Records for this exercise -
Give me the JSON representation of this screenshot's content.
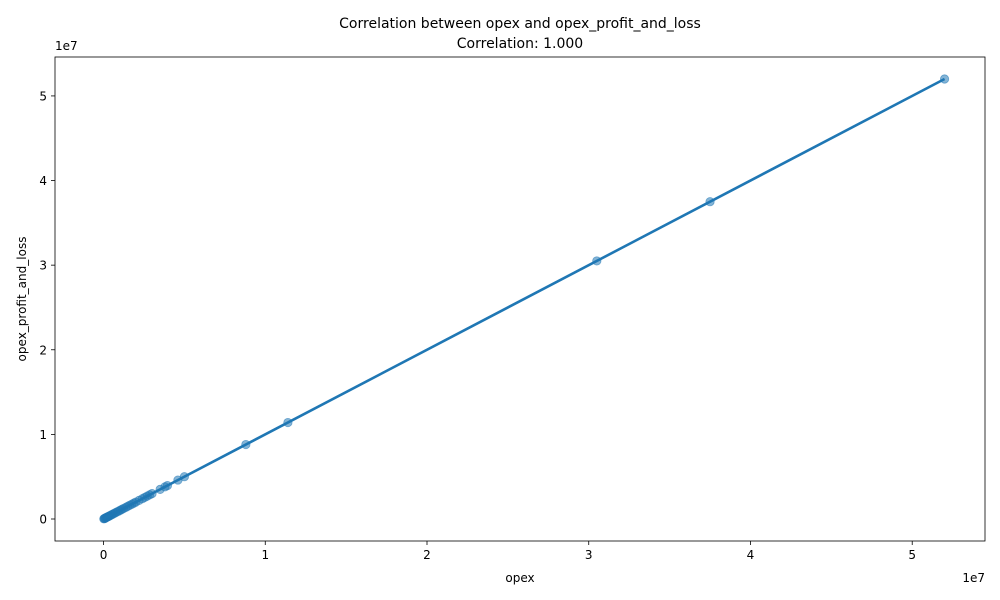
{
  "chart_data": {
    "type": "scatter",
    "title": "Correlation between opex and opex_profit_and_loss",
    "subtitle": "Correlation: 1.000",
    "xlabel": "opex",
    "ylabel": "opex_profit_and_loss",
    "x_offset_label": "1e7",
    "y_offset_label": "1e7",
    "xlim": [
      -3.0,
      54.5
    ],
    "ylim": [
      -2.6,
      54.6
    ],
    "x_ticks": [
      0,
      1,
      2,
      3,
      4,
      5
    ],
    "x_tick_labels": [
      "0",
      "1",
      "2",
      "3",
      "4",
      "5"
    ],
    "y_ticks": [
      0,
      1,
      2,
      3,
      4,
      5
    ],
    "y_tick_labels": [
      "0",
      "1",
      "2",
      "3",
      "4",
      "5"
    ],
    "tick_scale": 10,
    "value_unit": "millions",
    "grid": false,
    "color": "#1f77b4",
    "series": [
      {
        "points": [
          {
            "x": 0.02,
            "y": 0.02
          },
          {
            "x": 0.05,
            "y": 0.05
          },
          {
            "x": 0.08,
            "y": 0.08
          },
          {
            "x": 0.12,
            "y": 0.12
          },
          {
            "x": 0.16,
            "y": 0.16
          },
          {
            "x": 0.2,
            "y": 0.2
          },
          {
            "x": 0.25,
            "y": 0.25
          },
          {
            "x": 0.3,
            "y": 0.3
          },
          {
            "x": 0.36,
            "y": 0.36
          },
          {
            "x": 0.42,
            "y": 0.42
          },
          {
            "x": 0.5,
            "y": 0.5
          },
          {
            "x": 0.58,
            "y": 0.58
          },
          {
            "x": 0.66,
            "y": 0.66
          },
          {
            "x": 0.75,
            "y": 0.75
          },
          {
            "x": 0.85,
            "y": 0.85
          },
          {
            "x": 0.95,
            "y": 0.95
          },
          {
            "x": 1.05,
            "y": 1.05
          },
          {
            "x": 1.15,
            "y": 1.15
          },
          {
            "x": 1.25,
            "y": 1.25
          },
          {
            "x": 1.38,
            "y": 1.38
          },
          {
            "x": 1.5,
            "y": 1.5
          },
          {
            "x": 1.62,
            "y": 1.62
          },
          {
            "x": 1.75,
            "y": 1.75
          },
          {
            "x": 1.88,
            "y": 1.88
          },
          {
            "x": 2.0,
            "y": 2.0
          },
          {
            "x": 2.2,
            "y": 2.2
          },
          {
            "x": 2.4,
            "y": 2.4
          },
          {
            "x": 2.55,
            "y": 2.55
          },
          {
            "x": 2.7,
            "y": 2.7
          },
          {
            "x": 2.85,
            "y": 2.85
          },
          {
            "x": 3.0,
            "y": 3.0
          },
          {
            "x": 3.5,
            "y": 3.5
          },
          {
            "x": 3.8,
            "y": 3.8
          },
          {
            "x": 3.95,
            "y": 3.95
          },
          {
            "x": 4.6,
            "y": 4.6
          },
          {
            "x": 5.0,
            "y": 5.0
          },
          {
            "x": 8.8,
            "y": 8.8
          },
          {
            "x": 11.4,
            "y": 11.4
          },
          {
            "x": 30.5,
            "y": 30.5
          },
          {
            "x": 37.5,
            "y": 37.5
          },
          {
            "x": 52.0,
            "y": 52.0
          }
        ]
      }
    ],
    "fit_line": {
      "x": [
        0,
        52.0
      ],
      "y": [
        0,
        52.0
      ]
    }
  }
}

Aim -
Could you repeat all of the material exactly? Pictures should not be copied.

Completed task -
Give me the JSON representation of this screenshot's content.
{
  "chart_data": {
    "type": "scatter",
    "title": "Correlation between opex and opex_profit_and_loss",
    "subtitle": "Correlation: 1.000",
    "xlabel": "opex",
    "ylabel": "opex_profit_and_loss",
    "x_offset_label": "1e7",
    "y_offset_label": "1e7",
    "xlim": [
      -3.0,
      54.5
    ],
    "ylim": [
      -2.6,
      54.6
    ],
    "x_ticks": [
      0,
      1,
      2,
      3,
      4,
      5
    ],
    "x_tick_labels": [
      "0",
      "1",
      "2",
      "3",
      "4",
      "5"
    ],
    "y_ticks": [
      0,
      1,
      2,
      3,
      4,
      5
    ],
    "y_tick_labels": [
      "0",
      "1",
      "2",
      "3",
      "4",
      "5"
    ],
    "tick_scale": 10,
    "value_unit": "millions",
    "grid": false,
    "color": "#1f77b4",
    "series": [
      {
        "points": [
          {
            "x": 0.02,
            "y": 0.02
          },
          {
            "x": 0.05,
            "y": 0.05
          },
          {
            "x": 0.08,
            "y": 0.08
          },
          {
            "x": 0.12,
            "y": 0.12
          },
          {
            "x": 0.16,
            "y": 0.16
          },
          {
            "x": 0.2,
            "y": 0.2
          },
          {
            "x": 0.25,
            "y": 0.25
          },
          {
            "x": 0.3,
            "y": 0.3
          },
          {
            "x": 0.36,
            "y": 0.36
          },
          {
            "x": 0.42,
            "y": 0.42
          },
          {
            "x": 0.5,
            "y": 0.5
          },
          {
            "x": 0.58,
            "y": 0.58
          },
          {
            "x": 0.66,
            "y": 0.66
          },
          {
            "x": 0.75,
            "y": 0.75
          },
          {
            "x": 0.85,
            "y": 0.85
          },
          {
            "x": 0.95,
            "y": 0.95
          },
          {
            "x": 1.05,
            "y": 1.05
          },
          {
            "x": 1.15,
            "y": 1.15
          },
          {
            "x": 1.25,
            "y": 1.25
          },
          {
            "x": 1.38,
            "y": 1.38
          },
          {
            "x": 1.5,
            "y": 1.5
          },
          {
            "x": 1.62,
            "y": 1.62
          },
          {
            "x": 1.75,
            "y": 1.75
          },
          {
            "x": 1.88,
            "y": 1.88
          },
          {
            "x": 2.0,
            "y": 2.0
          },
          {
            "x": 2.2,
            "y": 2.2
          },
          {
            "x": 2.4,
            "y": 2.4
          },
          {
            "x": 2.55,
            "y": 2.55
          },
          {
            "x": 2.7,
            "y": 2.7
          },
          {
            "x": 2.85,
            "y": 2.85
          },
          {
            "x": 3.0,
            "y": 3.0
          },
          {
            "x": 3.5,
            "y": 3.5
          },
          {
            "x": 3.8,
            "y": 3.8
          },
          {
            "x": 3.95,
            "y": 3.95
          },
          {
            "x": 4.6,
            "y": 4.6
          },
          {
            "x": 5.0,
            "y": 5.0
          },
          {
            "x": 8.8,
            "y": 8.8
          },
          {
            "x": 11.4,
            "y": 11.4
          },
          {
            "x": 30.5,
            "y": 30.5
          },
          {
            "x": 37.5,
            "y": 37.5
          },
          {
            "x": 52.0,
            "y": 52.0
          }
        ]
      }
    ],
    "fit_line": {
      "x": [
        0,
        52.0
      ],
      "y": [
        0,
        52.0
      ]
    }
  }
}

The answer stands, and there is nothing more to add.